## Exercise description
Go through the listing and pick out each line with the word "cree" in it.

(Records)
:::::
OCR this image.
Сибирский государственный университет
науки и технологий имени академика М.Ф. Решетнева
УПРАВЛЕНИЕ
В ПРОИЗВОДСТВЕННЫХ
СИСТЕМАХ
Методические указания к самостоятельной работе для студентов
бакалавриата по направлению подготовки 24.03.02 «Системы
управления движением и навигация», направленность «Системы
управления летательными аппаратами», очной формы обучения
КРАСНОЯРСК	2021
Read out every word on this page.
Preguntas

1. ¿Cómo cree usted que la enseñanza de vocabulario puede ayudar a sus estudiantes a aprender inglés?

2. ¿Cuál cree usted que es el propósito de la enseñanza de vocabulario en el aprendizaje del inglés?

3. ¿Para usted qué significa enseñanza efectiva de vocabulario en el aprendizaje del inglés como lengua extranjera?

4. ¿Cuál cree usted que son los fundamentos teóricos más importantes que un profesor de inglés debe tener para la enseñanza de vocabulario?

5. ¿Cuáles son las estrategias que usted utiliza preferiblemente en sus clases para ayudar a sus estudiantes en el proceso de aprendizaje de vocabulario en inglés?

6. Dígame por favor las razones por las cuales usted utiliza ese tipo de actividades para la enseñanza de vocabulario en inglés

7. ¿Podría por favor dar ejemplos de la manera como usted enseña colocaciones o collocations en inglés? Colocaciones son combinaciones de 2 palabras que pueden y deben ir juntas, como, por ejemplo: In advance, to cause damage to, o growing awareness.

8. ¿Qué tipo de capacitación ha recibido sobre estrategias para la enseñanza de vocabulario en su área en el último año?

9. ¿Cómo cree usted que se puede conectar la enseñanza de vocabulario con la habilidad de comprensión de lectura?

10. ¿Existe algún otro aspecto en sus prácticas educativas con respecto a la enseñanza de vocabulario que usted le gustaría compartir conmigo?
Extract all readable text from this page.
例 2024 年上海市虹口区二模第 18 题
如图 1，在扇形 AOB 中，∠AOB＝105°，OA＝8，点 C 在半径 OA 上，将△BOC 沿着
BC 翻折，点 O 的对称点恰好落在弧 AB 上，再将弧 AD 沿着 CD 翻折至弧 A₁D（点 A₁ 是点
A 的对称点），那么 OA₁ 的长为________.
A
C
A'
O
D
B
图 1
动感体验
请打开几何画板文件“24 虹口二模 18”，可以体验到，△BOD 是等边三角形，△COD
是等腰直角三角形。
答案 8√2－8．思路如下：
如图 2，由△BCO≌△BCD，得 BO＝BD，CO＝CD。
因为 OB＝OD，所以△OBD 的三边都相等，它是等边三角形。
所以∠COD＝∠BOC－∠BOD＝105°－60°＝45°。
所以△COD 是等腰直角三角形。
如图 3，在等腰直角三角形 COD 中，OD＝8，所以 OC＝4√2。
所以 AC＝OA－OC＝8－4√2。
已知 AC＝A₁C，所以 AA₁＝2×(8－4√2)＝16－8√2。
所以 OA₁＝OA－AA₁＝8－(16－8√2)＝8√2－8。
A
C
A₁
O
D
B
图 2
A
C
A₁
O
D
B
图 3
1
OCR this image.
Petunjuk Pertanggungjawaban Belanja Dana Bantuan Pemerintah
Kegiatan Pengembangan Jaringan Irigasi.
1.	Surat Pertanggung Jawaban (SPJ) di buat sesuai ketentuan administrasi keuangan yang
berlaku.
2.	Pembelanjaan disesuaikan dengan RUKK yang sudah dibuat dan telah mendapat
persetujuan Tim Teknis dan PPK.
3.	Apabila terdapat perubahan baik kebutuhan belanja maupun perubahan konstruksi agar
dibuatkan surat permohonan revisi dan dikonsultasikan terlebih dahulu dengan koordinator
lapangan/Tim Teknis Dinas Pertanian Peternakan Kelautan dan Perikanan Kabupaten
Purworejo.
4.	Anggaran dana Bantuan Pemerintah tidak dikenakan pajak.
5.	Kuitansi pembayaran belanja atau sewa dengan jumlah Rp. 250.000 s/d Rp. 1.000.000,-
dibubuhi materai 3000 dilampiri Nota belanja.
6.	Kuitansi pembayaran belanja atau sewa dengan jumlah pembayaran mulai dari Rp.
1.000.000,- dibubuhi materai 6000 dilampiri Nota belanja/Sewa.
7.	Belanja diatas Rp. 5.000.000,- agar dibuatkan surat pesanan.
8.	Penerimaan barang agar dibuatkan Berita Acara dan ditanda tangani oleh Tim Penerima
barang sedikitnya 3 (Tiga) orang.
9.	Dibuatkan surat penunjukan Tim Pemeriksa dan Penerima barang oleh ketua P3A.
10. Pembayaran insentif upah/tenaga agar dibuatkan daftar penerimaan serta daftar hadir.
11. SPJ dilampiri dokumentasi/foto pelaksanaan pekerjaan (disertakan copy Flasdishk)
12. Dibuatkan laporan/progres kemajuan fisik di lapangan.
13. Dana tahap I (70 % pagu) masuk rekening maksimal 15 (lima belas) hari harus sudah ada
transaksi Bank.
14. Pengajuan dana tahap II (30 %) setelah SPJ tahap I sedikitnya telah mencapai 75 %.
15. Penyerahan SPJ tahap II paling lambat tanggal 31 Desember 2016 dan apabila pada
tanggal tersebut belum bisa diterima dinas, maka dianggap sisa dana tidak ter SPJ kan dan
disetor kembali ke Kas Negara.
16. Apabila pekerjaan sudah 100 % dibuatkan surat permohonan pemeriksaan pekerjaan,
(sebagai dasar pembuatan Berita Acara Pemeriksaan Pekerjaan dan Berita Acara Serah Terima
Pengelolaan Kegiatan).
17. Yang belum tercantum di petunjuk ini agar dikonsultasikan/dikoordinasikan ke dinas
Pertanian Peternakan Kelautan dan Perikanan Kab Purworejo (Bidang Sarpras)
:::::
## Problem solution
1. ¿Cómo cree usted que la enseñanza de vocabulario puede ayudar a sus estudiantes a aprender inglés?
2. ¿Cuál cree usted que es el propósito de la enseñanza de vocabulario en el aprendizaje del inglés?
4. ¿Cuál cree usted que son los fundamentos teóricos más importantes que un profesor de inglés debe tener para la enseñanza de vocabulario?
9. ¿Cómo cree usted que se puede conectar la enseñanza de vocabulario con la habilidad de comprensión de lectura?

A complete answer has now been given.